● **INSTRUCTIONS TO FOLLOW**
Identify every line in the records below that contains the word "Brightness", and reproduce each one.

Data listing
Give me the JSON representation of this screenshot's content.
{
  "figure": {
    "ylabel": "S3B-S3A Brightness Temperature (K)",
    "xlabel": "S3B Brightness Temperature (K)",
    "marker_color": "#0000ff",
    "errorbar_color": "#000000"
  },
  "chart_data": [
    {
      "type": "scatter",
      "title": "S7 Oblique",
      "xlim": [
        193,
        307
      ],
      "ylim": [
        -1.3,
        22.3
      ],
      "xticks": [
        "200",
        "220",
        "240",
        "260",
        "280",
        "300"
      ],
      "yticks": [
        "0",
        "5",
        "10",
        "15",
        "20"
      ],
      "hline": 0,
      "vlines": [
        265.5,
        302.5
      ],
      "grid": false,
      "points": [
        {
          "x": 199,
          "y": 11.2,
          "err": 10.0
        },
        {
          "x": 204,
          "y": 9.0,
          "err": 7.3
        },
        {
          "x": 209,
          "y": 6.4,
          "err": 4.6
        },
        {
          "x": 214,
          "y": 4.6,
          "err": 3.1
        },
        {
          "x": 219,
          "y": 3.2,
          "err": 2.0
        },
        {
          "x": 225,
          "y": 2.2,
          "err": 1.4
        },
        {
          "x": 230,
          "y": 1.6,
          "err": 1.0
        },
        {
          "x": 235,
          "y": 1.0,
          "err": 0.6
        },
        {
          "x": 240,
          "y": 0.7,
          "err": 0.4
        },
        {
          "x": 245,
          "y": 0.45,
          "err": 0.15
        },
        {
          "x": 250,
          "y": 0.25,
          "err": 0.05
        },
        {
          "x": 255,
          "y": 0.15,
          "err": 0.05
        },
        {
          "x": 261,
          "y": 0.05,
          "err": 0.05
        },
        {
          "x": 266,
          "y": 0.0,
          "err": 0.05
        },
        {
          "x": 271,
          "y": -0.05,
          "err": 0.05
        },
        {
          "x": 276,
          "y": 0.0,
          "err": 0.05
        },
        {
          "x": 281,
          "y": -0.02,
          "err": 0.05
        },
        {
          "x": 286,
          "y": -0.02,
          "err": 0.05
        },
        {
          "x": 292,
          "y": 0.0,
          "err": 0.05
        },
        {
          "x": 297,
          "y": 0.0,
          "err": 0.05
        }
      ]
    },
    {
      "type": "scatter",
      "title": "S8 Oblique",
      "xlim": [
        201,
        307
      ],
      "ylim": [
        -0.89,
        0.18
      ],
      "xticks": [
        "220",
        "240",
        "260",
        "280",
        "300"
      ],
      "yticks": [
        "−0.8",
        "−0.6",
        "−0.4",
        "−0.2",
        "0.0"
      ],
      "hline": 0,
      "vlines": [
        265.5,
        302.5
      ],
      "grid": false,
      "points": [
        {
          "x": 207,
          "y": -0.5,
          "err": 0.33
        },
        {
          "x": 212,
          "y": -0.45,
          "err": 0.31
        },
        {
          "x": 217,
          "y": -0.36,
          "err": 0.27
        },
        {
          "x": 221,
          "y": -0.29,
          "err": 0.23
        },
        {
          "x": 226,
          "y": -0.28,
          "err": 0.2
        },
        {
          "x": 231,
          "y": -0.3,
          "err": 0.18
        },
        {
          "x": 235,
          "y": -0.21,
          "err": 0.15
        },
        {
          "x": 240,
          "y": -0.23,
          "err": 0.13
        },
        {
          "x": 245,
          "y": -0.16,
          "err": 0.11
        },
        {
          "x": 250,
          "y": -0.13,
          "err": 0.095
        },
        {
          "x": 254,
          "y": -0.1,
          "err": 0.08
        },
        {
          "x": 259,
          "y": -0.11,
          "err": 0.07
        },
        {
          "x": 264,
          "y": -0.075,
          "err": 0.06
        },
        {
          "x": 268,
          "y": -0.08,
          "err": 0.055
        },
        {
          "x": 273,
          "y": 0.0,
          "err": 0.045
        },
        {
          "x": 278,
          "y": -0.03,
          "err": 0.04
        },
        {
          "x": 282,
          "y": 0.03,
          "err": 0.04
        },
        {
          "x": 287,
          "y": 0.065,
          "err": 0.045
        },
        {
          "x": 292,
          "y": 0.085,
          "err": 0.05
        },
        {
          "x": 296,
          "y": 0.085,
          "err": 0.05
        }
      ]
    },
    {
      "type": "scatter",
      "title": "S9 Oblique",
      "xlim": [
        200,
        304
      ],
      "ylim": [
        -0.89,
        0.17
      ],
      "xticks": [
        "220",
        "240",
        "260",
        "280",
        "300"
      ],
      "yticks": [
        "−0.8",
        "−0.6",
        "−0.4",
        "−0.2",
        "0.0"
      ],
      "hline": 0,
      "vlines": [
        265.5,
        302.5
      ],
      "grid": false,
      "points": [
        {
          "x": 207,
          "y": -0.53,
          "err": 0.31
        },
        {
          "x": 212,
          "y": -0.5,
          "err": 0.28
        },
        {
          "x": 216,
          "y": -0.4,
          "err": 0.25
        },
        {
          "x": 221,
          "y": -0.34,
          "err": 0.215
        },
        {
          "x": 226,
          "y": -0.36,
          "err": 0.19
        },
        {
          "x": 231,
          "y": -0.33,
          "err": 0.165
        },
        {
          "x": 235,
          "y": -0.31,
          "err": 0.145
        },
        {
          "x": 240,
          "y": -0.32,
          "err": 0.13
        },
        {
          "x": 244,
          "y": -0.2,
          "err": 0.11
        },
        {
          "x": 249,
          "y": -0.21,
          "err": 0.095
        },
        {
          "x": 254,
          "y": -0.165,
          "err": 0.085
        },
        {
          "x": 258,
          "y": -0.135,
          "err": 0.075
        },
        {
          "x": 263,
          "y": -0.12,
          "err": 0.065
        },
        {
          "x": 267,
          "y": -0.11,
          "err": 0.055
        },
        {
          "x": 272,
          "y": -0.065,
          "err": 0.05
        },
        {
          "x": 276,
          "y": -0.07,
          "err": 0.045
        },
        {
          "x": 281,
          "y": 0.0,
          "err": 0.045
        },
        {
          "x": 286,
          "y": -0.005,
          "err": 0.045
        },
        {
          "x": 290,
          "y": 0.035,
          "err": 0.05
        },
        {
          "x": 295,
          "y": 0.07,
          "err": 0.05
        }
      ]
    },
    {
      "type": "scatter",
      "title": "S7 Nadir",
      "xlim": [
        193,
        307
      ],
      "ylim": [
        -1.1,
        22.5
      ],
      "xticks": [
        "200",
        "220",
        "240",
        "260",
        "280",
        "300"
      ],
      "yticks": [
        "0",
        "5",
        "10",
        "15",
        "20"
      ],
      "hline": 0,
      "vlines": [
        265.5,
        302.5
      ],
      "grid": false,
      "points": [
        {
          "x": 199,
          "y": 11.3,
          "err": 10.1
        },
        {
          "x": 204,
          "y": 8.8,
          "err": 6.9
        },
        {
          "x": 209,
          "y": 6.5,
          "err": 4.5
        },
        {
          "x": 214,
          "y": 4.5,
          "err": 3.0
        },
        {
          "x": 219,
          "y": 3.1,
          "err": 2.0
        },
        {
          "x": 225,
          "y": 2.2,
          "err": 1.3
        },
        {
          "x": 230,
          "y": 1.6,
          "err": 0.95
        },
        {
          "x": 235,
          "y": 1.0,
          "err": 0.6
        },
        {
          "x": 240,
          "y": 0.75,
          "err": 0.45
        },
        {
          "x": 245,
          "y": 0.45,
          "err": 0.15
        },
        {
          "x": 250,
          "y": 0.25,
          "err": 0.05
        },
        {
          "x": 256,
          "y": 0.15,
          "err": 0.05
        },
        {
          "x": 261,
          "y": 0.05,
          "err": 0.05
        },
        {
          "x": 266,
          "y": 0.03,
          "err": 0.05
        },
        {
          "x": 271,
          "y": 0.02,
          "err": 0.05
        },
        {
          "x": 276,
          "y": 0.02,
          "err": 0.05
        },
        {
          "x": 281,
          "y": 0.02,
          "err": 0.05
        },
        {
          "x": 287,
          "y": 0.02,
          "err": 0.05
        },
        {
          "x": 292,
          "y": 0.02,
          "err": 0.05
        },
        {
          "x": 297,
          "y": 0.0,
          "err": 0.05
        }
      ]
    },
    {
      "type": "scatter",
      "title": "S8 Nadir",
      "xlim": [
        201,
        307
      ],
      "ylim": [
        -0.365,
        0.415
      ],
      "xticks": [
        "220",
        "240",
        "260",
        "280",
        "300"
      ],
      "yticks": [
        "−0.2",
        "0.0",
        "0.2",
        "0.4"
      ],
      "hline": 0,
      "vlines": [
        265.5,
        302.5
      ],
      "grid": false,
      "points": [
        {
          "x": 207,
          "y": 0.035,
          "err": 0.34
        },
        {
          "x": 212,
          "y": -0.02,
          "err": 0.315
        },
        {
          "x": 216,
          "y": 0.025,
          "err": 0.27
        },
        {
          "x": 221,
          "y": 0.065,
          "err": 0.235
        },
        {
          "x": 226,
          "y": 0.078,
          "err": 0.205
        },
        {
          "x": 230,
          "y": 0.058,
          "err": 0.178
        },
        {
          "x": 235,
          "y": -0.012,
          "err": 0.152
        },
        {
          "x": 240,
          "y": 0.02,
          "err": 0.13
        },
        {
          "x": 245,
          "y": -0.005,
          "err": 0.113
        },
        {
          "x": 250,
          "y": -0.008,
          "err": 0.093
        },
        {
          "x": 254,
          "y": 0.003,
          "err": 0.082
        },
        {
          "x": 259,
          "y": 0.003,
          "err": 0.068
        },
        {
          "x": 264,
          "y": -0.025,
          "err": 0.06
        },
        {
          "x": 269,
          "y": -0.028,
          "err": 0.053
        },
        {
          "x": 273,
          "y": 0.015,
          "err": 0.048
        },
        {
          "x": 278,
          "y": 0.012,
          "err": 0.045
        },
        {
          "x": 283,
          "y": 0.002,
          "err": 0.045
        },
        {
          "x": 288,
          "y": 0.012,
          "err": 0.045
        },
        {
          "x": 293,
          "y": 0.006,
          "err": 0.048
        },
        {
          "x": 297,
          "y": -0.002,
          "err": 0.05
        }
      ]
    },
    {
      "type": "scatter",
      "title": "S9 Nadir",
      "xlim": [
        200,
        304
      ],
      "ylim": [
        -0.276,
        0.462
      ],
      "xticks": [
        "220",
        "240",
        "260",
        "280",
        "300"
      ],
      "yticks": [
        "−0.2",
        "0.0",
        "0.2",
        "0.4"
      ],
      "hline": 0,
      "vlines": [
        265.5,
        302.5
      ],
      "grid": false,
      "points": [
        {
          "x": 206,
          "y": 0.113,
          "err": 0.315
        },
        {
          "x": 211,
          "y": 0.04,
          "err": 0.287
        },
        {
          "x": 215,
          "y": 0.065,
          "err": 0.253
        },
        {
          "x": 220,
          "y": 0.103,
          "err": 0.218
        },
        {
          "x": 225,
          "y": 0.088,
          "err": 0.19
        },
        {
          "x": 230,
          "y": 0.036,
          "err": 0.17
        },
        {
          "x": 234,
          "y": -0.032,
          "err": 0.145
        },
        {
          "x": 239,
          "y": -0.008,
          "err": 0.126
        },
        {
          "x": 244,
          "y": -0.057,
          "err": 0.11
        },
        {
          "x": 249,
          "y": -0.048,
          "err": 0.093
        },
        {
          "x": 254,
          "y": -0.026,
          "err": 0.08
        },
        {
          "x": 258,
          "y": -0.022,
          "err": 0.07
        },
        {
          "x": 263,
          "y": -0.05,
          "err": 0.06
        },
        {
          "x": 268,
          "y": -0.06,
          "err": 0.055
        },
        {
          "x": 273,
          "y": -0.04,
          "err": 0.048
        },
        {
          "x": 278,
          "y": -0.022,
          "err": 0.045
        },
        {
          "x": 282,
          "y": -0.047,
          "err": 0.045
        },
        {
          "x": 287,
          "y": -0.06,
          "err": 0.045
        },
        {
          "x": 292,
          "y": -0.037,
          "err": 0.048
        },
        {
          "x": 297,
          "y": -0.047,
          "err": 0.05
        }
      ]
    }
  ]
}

● **ANSWER TO THIS PROBLEM**
    "ylabel": "S3B-S3A Brightness Temperature (K)",
    "xlabel": "S3B Brightness Temperature (K)",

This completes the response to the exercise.